▶ [Input data]
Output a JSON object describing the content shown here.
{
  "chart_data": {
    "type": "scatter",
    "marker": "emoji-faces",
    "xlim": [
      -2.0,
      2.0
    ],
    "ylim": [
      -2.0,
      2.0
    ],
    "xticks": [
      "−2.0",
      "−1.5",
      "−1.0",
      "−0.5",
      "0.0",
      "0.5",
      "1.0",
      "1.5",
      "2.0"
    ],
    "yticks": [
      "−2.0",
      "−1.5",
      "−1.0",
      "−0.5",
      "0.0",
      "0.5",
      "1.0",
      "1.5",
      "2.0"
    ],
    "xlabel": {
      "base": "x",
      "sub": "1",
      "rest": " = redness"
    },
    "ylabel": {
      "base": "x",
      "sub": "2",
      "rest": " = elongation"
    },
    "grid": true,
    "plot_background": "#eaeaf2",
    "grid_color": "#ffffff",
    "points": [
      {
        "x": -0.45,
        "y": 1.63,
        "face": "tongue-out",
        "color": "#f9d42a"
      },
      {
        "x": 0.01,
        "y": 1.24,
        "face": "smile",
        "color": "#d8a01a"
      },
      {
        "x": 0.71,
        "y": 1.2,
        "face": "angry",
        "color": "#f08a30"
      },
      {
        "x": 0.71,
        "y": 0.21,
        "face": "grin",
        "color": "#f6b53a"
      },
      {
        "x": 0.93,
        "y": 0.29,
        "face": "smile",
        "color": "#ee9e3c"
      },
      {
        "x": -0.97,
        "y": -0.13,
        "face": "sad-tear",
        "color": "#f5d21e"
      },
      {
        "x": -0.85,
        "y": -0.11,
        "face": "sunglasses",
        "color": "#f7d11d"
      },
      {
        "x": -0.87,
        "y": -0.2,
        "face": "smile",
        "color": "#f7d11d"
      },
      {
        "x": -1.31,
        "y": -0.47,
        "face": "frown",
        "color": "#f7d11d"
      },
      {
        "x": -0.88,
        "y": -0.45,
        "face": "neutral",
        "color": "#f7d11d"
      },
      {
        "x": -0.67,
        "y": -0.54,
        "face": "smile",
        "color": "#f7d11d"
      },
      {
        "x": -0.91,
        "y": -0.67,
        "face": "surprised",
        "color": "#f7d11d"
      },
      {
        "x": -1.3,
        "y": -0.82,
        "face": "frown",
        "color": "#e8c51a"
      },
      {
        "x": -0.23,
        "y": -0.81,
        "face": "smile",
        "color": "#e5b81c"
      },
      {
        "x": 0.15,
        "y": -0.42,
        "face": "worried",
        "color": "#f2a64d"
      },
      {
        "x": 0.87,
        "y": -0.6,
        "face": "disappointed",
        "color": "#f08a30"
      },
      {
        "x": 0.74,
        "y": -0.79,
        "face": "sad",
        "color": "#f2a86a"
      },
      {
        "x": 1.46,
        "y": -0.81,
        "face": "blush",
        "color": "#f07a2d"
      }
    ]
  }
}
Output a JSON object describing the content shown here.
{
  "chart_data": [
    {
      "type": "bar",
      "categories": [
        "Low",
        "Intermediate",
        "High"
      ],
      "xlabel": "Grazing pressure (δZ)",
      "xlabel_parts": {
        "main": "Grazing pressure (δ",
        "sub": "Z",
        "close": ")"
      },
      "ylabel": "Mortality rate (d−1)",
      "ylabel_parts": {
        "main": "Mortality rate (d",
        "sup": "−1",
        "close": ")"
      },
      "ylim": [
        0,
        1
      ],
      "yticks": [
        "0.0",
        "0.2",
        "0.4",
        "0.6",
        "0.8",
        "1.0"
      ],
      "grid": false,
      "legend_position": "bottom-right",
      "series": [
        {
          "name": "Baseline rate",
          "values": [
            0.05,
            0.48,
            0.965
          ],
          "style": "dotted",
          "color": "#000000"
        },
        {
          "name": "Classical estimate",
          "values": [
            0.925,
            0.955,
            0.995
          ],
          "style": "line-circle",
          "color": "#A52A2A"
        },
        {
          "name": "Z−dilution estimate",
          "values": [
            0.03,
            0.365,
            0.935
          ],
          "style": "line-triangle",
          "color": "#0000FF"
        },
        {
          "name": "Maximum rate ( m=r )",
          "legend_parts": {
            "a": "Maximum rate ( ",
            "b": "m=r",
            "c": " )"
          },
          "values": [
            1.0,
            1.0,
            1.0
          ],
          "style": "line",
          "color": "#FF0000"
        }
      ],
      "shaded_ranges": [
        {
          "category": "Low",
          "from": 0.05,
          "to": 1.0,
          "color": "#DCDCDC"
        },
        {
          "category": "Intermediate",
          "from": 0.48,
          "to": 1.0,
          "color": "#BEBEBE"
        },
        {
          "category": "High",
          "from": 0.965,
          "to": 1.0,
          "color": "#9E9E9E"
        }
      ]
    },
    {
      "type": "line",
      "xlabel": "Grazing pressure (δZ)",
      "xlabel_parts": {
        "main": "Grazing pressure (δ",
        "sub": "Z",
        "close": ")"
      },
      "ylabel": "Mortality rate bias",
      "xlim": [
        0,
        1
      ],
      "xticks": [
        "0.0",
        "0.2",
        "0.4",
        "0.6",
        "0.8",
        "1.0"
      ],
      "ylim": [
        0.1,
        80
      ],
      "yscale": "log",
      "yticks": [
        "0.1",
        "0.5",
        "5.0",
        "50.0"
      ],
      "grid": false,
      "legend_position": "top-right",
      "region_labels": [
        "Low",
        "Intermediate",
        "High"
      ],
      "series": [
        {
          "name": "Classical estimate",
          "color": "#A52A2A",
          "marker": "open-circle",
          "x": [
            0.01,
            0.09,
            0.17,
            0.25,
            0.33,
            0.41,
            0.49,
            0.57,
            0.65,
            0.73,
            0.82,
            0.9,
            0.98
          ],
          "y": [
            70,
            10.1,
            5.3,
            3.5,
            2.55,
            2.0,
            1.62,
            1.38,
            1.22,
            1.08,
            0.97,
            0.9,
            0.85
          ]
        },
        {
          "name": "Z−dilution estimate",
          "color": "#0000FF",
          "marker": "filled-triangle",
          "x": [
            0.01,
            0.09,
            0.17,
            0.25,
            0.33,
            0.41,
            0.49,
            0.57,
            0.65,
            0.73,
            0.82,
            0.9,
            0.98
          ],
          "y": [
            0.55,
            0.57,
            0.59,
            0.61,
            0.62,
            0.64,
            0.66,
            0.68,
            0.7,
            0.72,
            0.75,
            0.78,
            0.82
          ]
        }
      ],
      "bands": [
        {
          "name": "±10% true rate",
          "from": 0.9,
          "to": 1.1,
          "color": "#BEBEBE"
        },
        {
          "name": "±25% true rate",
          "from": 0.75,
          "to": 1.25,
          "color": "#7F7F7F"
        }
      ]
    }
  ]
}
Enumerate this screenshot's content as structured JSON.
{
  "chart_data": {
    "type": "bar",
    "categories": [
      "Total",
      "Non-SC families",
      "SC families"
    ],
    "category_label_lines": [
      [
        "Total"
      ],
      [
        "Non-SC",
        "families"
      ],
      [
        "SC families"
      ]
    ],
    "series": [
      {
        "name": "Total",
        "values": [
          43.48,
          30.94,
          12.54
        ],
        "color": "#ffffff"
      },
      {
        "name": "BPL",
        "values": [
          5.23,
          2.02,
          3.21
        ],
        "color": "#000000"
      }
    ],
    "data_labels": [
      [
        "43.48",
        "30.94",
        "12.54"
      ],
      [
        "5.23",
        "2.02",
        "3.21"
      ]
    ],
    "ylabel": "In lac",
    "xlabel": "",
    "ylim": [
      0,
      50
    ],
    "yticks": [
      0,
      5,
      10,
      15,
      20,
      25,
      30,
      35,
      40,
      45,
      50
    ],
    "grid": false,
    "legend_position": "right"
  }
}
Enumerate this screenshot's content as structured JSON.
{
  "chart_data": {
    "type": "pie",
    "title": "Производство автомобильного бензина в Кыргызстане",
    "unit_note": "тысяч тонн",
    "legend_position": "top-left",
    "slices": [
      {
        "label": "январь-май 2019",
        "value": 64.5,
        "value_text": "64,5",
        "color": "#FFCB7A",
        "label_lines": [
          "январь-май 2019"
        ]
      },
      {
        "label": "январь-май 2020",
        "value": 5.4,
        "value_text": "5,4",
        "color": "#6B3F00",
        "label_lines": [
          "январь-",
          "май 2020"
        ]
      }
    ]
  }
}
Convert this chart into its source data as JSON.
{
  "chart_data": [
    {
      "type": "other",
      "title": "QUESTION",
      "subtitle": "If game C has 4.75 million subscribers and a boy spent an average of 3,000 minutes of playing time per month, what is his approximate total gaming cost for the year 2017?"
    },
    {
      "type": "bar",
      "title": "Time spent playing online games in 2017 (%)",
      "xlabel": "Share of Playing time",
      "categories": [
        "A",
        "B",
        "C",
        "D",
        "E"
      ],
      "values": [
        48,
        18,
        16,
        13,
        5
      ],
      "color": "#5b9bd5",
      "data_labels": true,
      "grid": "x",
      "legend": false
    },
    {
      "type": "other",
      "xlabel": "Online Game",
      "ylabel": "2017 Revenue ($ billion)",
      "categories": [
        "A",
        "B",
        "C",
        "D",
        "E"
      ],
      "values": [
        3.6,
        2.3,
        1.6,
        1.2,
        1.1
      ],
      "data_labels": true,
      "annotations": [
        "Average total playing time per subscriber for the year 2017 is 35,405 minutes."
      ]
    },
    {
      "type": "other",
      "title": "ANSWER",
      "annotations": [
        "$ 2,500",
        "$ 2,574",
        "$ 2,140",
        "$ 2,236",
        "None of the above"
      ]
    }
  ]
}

▶ [Task statement]
Copy each line of the listing in which the word "false" can be found.

▶ [Result of this exercise]
      "grid": false,
      "grid": false,
    "grid": false,
      "legend": false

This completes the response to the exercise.